- **REQUIRED WORK**:
a) List every document file format that the forum thread about Scrivener templates names as a compile target.
b) Rewrite as a short list the paragraph of the Scrivener template thread that begins "That said, without knowing the specifications," keeping its main points.
c) From the Scrivener template thread, return the stretch from "And do yourself" through "on reference software.", copied word for word.

- **STUDY TEXT**:

────

Hi
I am now using Scrivener for pretty much all of my writing outputs. I have just started a course at Open University. In the near future, I will need to produce a research report. Does anyone know of a suitable template in Scrivener, ideally formatted? I seem to spend an inordinate amount of time formatting. Any ideas or recommendations?
If this project is for Open University, do they have formatting requirements for submissions to them?
For most of my long form stuff (technical and non-Fiction) i use the Non Fiction Latex template which produces a deliverable that would look good to academics. works well out of the box but over the years i have made small tweaks.
Would I be right in presuming you will need to produce a number of such reports, or do you expect it to be only one?
That said, without knowing the specifications required by the OU it is difficult to advise. But, basically, you have two options for academic writing: (1) stay with the native rich-text and compile to RTF, DOCX or ODT; (2) go the MultiMarkdown > Pandoc route leading to many high-quality outputs. which, if you haven’t worked that way, will come with a learning curve.
If you choose (1), I’d spend time checking out the various templates in the Non-Fiction category to see which is closest to your needs and then spend the time to make your own modified version of it, complete with compile format.
If you choose (2) I would spend a bit of time browsing the MultiMarkdown and Latex forum where there is plenty of advice.
And do yourself a favour, and use a bibliography manager; for a lot of us Mac-users, Bookends is the one to go for, but if cost is an issue, Zotero is an alternative. But do read this Wiki on reference software.
To offer another parallel line of approach to the above, if the template they are giving you to follow is in Word or OpenOffice format, than I would say that in most cases the easiest and best way to use it will be to go through all of the styles that it needs to format the text properly, and then create those styles in your project. Don’t worry so much about what they look like. That can be whatever you want in fact, and I encourage using formatting that suits your eye rather than by rote, labouring to make it look as someone else wants. The key thing here is the styled text is compiled as styled, and such text can be imported or inserted into .docx or .odt file such that the original formatting is stripped clean and the whole thing adopts the desired template design automatically.
I know less (okay, almost nothing) about this in Word, but have done quite a lot of testing and application of the theory in LibreOffice, and share some of my thoughts in this post, which itself links off to a few more practical examples of the workflow (including sample projects), as the post itself is more an abstract overview, and expansion on the above summary.

────

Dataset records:
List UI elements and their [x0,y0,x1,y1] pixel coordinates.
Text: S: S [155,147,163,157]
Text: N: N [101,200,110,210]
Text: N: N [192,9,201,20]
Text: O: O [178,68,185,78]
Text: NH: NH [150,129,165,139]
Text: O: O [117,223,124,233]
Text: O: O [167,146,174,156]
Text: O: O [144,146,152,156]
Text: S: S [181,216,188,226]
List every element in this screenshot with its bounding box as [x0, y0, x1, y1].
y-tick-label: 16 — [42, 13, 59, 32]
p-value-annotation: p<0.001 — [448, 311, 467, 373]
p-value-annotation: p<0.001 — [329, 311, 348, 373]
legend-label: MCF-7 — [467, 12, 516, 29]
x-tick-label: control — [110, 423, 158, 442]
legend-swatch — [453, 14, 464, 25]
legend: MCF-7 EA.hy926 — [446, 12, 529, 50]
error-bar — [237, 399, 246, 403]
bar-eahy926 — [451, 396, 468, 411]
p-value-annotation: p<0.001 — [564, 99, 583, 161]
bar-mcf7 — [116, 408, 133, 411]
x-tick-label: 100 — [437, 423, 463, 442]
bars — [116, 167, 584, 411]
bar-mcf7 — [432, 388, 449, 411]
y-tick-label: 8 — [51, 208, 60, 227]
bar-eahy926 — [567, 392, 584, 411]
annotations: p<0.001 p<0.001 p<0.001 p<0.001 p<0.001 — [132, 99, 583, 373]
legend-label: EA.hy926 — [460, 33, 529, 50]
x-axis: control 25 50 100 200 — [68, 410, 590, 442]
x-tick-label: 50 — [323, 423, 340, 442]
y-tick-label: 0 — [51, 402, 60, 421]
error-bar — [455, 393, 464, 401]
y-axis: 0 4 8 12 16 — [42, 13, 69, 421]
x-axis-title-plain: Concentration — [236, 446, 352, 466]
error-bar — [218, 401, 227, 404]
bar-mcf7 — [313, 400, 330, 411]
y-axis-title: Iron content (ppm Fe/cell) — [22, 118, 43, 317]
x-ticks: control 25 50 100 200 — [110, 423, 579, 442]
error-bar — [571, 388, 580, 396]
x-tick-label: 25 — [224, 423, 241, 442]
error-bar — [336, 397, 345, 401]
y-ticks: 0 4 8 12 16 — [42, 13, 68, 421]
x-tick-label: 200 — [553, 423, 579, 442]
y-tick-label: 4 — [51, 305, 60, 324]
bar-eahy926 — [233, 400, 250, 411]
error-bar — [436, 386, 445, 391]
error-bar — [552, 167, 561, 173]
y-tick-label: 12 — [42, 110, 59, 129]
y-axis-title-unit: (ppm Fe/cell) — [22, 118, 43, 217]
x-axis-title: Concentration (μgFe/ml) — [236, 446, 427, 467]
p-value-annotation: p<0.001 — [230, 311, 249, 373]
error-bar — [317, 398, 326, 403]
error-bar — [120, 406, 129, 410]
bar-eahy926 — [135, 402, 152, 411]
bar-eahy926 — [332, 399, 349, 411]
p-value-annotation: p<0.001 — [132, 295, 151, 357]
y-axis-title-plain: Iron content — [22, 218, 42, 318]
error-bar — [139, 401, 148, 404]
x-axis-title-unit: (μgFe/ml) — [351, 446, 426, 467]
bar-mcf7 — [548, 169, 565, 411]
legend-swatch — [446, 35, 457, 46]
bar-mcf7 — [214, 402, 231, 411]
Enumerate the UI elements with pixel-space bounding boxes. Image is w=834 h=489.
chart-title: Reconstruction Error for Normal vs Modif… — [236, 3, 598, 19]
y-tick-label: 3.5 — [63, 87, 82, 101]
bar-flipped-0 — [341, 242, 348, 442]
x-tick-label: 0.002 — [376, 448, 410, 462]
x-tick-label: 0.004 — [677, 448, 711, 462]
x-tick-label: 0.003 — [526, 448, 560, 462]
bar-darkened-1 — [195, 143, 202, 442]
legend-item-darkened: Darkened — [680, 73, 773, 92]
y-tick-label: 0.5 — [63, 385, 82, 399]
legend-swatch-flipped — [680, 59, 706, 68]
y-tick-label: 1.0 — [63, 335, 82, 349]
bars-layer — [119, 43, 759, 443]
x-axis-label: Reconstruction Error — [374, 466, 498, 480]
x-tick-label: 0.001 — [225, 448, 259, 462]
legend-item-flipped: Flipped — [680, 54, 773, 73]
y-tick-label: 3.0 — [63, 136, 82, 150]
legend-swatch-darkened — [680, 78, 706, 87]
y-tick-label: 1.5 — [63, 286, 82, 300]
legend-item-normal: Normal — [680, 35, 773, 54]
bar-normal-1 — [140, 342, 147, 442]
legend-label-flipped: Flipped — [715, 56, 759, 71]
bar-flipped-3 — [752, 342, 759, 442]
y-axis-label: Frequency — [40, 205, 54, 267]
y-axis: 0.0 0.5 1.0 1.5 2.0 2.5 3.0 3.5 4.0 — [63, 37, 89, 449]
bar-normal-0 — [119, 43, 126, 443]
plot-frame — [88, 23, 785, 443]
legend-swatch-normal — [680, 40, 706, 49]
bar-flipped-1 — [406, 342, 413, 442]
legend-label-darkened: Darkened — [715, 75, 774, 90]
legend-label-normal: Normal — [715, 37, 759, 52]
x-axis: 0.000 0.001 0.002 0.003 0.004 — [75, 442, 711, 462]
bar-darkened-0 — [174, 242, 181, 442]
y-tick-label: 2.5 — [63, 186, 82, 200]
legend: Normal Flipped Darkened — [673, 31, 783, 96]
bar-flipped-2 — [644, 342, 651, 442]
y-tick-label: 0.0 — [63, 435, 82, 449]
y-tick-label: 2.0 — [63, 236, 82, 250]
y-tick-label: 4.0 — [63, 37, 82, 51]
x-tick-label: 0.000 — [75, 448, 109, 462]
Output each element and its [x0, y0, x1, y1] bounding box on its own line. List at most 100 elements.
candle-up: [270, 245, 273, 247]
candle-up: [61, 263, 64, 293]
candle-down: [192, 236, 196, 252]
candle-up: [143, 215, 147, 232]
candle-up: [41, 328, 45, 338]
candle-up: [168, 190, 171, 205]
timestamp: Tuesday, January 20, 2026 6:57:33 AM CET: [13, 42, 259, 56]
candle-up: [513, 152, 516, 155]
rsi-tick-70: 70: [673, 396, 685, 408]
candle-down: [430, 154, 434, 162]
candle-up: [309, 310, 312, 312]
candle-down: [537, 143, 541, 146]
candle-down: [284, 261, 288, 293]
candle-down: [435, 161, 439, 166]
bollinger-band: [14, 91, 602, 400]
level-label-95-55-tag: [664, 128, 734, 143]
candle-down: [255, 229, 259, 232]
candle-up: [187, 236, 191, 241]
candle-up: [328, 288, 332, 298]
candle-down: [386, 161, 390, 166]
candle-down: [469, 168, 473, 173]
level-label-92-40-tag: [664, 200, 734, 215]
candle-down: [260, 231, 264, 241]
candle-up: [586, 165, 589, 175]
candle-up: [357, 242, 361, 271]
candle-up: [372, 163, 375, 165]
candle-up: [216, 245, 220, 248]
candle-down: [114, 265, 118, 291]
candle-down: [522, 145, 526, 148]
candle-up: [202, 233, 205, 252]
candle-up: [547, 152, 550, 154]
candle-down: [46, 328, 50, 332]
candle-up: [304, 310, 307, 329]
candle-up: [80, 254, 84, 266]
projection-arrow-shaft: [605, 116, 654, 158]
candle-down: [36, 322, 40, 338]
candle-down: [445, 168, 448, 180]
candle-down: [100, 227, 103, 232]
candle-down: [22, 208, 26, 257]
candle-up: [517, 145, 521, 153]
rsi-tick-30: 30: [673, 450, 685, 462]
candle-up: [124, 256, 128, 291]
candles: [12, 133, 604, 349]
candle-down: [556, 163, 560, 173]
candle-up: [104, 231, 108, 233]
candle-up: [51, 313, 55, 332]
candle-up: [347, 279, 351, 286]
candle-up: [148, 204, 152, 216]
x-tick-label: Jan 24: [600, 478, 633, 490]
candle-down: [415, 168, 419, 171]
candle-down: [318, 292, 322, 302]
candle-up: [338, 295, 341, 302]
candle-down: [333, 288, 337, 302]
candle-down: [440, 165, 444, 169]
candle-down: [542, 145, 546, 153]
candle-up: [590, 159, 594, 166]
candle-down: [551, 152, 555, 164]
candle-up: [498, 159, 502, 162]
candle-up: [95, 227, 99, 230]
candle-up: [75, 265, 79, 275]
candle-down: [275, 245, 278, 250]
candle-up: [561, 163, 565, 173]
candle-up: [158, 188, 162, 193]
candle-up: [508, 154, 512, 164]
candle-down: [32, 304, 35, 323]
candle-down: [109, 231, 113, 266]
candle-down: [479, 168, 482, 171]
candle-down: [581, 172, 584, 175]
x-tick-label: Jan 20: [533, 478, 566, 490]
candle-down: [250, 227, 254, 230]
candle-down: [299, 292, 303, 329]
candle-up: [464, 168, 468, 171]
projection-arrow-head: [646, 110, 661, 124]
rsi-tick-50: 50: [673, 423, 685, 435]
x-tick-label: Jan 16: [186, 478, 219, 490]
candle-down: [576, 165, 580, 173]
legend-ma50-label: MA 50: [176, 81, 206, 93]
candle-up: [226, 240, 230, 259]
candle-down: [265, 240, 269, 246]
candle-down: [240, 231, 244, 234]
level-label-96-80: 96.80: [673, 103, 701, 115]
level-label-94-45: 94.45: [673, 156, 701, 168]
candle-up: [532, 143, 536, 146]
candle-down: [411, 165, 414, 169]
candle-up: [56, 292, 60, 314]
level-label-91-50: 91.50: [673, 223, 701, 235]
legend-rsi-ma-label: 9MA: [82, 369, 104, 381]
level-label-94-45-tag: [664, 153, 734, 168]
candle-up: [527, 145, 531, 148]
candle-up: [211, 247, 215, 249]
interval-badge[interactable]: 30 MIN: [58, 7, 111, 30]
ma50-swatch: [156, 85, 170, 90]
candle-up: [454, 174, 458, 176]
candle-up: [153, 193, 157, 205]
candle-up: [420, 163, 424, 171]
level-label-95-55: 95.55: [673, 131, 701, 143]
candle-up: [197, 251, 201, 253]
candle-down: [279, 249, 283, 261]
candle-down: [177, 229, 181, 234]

────

- **TASK RESPONSES**:
a)
- RTF
- DOCX
- ODT

b)
- Without knowing the OU's required specifications, it is hard to give advice.
- There are basically two options for academic writing:
  1. Stay with native rich text and compile to RTF, DOCX or ODT.
  2. Take the MultiMarkdown > Pandoc route, which leads to many high-quality outputs but brings a learning curve for anyone who hasn't worked that way.

c)
And do yourself a favour, and use a bibliography manager; for a lot of us Mac-users, Bookends is the one to go for, but if cost is an issue, Zotero is an alternative. But do read this Wiki on reference software.